• SET TASK: Reproduce the material below with every instance of "coastline" replaced by "shoreline" and everything else unchanged. Omit the pictures from your answer.

• INPUT FOR THIS TASK:

----------------

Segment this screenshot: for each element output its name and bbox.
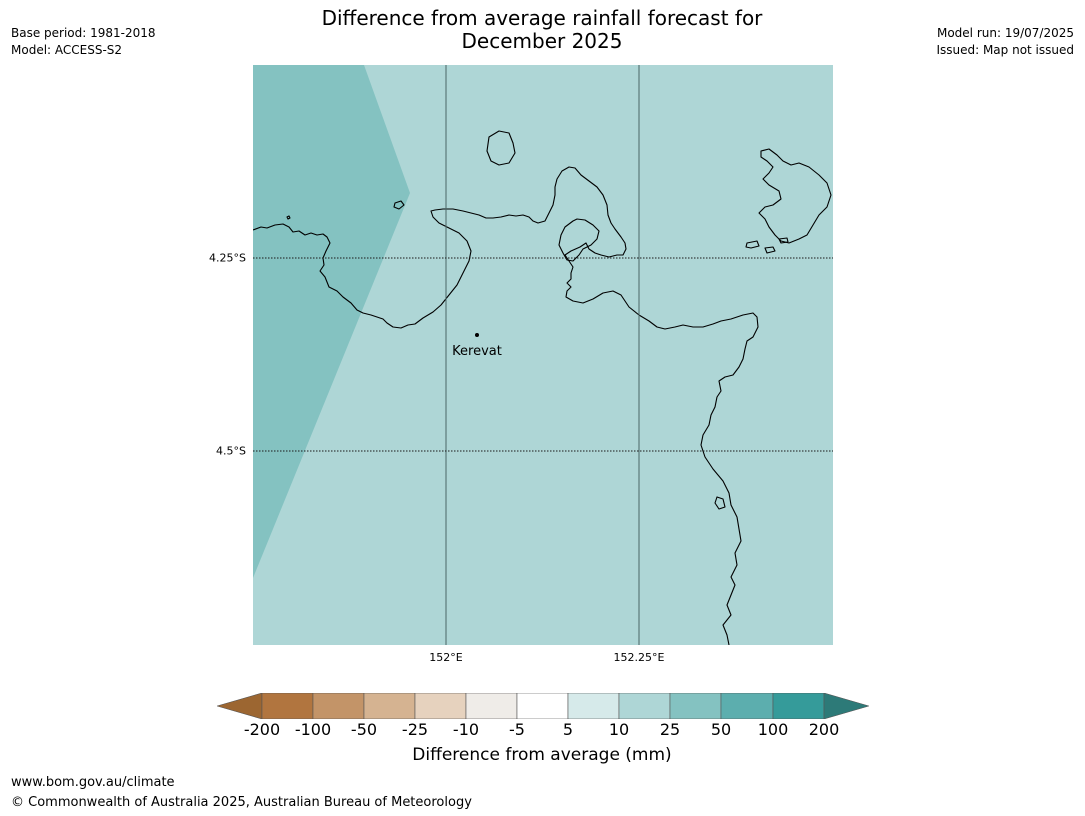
rainfall-zone-25-50 [253, 65, 410, 578]
legend-bin-2 [312, 693, 365, 719]
legend-bin-6 [516, 693, 569, 719]
lat-tick-4-5: 4.5°S [216, 444, 246, 458]
legend-bin-3 [363, 693, 416, 719]
legend-bin-4 [414, 693, 467, 719]
coastline-east-islet [714, 496, 726, 510]
legend-label: 5 [562, 720, 574, 739]
legend-arrow-high [823, 693, 869, 719]
coastline-small-island [486, 130, 516, 166]
legend-bin-7 [567, 693, 620, 719]
coastline-islet-west [393, 200, 405, 210]
coastline-northeast-islet-2 [764, 246, 776, 254]
footer-copyright: © Commonwealth of Australia 2025, Austra… [11, 795, 472, 810]
graticule [253, 65, 833, 645]
issued-label: Issued: Map not issued [936, 43, 1074, 57]
legend-label: -10 [452, 720, 480, 739]
legend-title: Difference from average (mm) [412, 745, 672, 765]
place-label-kerevat: Kerevat [452, 344, 502, 359]
legend-label: -50 [350, 720, 378, 739]
legend-bin-5 [465, 693, 518, 719]
legend-label: -100 [294, 720, 332, 739]
legend-label: -5 [509, 720, 525, 739]
title-line-1: Difference from average rainfall forecas… [321, 6, 763, 30]
rainfall-map: Kerevat [253, 65, 833, 645]
coastline-northeast-islet [745, 240, 760, 249]
legend-label: 10 [608, 720, 630, 739]
footer-website: www.bom.gov.au/climate [11, 775, 175, 790]
place-marker-kerevat [475, 333, 479, 337]
legend-bin-10 [720, 693, 774, 719]
coastline-northeast-islet-3 [778, 237, 789, 244]
legend-bin-9 [669, 693, 722, 719]
coastline-bay-inlet [558, 218, 600, 262]
model-run-label: Model run: 19/07/2025 [936, 26, 1074, 40]
legend-label: 50 [710, 720, 732, 739]
lon-tick-152-25: 152.25°E [613, 651, 665, 664]
legend-bin-8 [618, 693, 671, 719]
forecast-info-right: Model run: 19/07/2025 Issued: Map not is… [936, 25, 1074, 59]
legend-bin-11 [772, 693, 825, 719]
lon-tick-152: 152°E [429, 651, 463, 664]
coastline-mainland [253, 166, 759, 645]
model-label: Model: ACCESS-S2 [11, 43, 123, 57]
legend-arrow-low [217, 693, 263, 719]
legend-bin-1 [261, 693, 314, 719]
legend-label: -25 [401, 720, 429, 739]
coastline-group [253, 130, 832, 645]
title-line-2: December 2025 [461, 29, 623, 53]
legend-colorbar [217, 693, 869, 719]
legend-bins [261, 693, 825, 719]
forecast-info-left: Base period: 1981-2018 Model: ACCESS-S2 [11, 25, 156, 59]
legend-label: 200 [808, 720, 840, 739]
coastline-islet-west-2 [286, 215, 291, 220]
map-title: Difference from average rainfall forecas… [242, 7, 842, 53]
base-period-label: Base period: 1981-2018 [11, 26, 156, 40]
legend-label: 100 [757, 720, 789, 739]
lat-tick-4-25: 4.25°S [209, 251, 246, 265]
legend-label: 25 [659, 720, 681, 739]
legend-label: -200 [243, 720, 281, 739]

----------------

• ANSWER TO THE EXERCISE:
Segment this screenshot: for each element output its name and bbox.
rainfall-zone-25-50 [253, 65, 410, 578]
legend-bin-2 [312, 693, 365, 719]
legend-bin-6 [516, 693, 569, 719]
lat-tick-4-5: 4.5°S [216, 444, 246, 458]
legend-bin-3 [363, 693, 416, 719]
legend-bin-4 [414, 693, 467, 719]
shoreline-east-islet [714, 496, 726, 510]
legend-label: 5 [562, 720, 574, 739]
legend-arrow-high [823, 693, 869, 719]
shoreline-small-island [486, 130, 516, 166]
legend-bin-7 [567, 693, 620, 719]
shoreline-islet-west [393, 200, 405, 210]
shoreline-northeast-islet-2 [764, 246, 776, 254]
footer-copyright: © Commonwealth of Australia 2025, Austra… [11, 795, 472, 810]
graticule [253, 65, 833, 645]
issued-label: Issued: Map not issued [936, 43, 1074, 57]
legend-label: -10 [452, 720, 480, 739]
legend-title: Difference from average (mm) [412, 745, 672, 765]
place-label-kerevat: Kerevat [452, 344, 502, 359]
legend-label: -50 [350, 720, 378, 739]
legend-bin-5 [465, 693, 518, 719]
legend-label: -100 [294, 720, 332, 739]
legend-label: -5 [509, 720, 525, 739]
title-line-1: Difference from average rainfall forecas… [321, 6, 763, 30]
rainfall-map: Kerevat [253, 65, 833, 645]
shoreline-northeast-islet [745, 240, 760, 249]
legend-label: 10 [608, 720, 630, 739]
footer-website: www.bom.gov.au/climate [11, 775, 175, 790]
place-marker-kerevat [475, 333, 479, 337]
legend-bin-10 [720, 693, 774, 719]
shoreline-northeast-islet-3 [778, 237, 789, 244]
legend-bin-9 [669, 693, 722, 719]
shoreline-bay-inlet [558, 218, 600, 262]
model-run-label: Model run: 19/07/2025 [936, 26, 1074, 40]
legend-label: 50 [710, 720, 732, 739]
lon-tick-152-25: 152.25°E [613, 651, 665, 664]
legend-bin-8 [618, 693, 671, 719]
forecast-info-right: Model run: 19/07/2025 Issued: Map not is… [936, 25, 1074, 59]
legend-bin-11 [772, 693, 825, 719]
lon-tick-152: 152°E [429, 651, 463, 664]
shoreline-mainland [253, 166, 759, 645]
model-label: Model: ACCESS-S2 [11, 43, 123, 57]
legend-arrow-low [217, 693, 263, 719]
legend-bin-1 [261, 693, 314, 719]
legend-label: -25 [401, 720, 429, 739]
shoreline-group [253, 130, 832, 645]
title-line-2: December 2025 [461, 29, 623, 53]
legend-colorbar [217, 693, 869, 719]
legend-bins [261, 693, 825, 719]
forecast-info-left: Base period: 1981-2018 Model: ACCESS-S2 [11, 25, 156, 59]
legend-label: 200 [808, 720, 840, 739]
shoreline-islet-west-2 [286, 215, 291, 220]
map-title: Difference from average rainfall forecas… [242, 7, 842, 53]
base-period-label: Base period: 1981-2018 [11, 26, 156, 40]
legend-label: 100 [757, 720, 789, 739]
lat-tick-4-25: 4.25°S [209, 251, 246, 265]
legend-label: 25 [659, 720, 681, 739]
legend-label: -200 [243, 720, 281, 739]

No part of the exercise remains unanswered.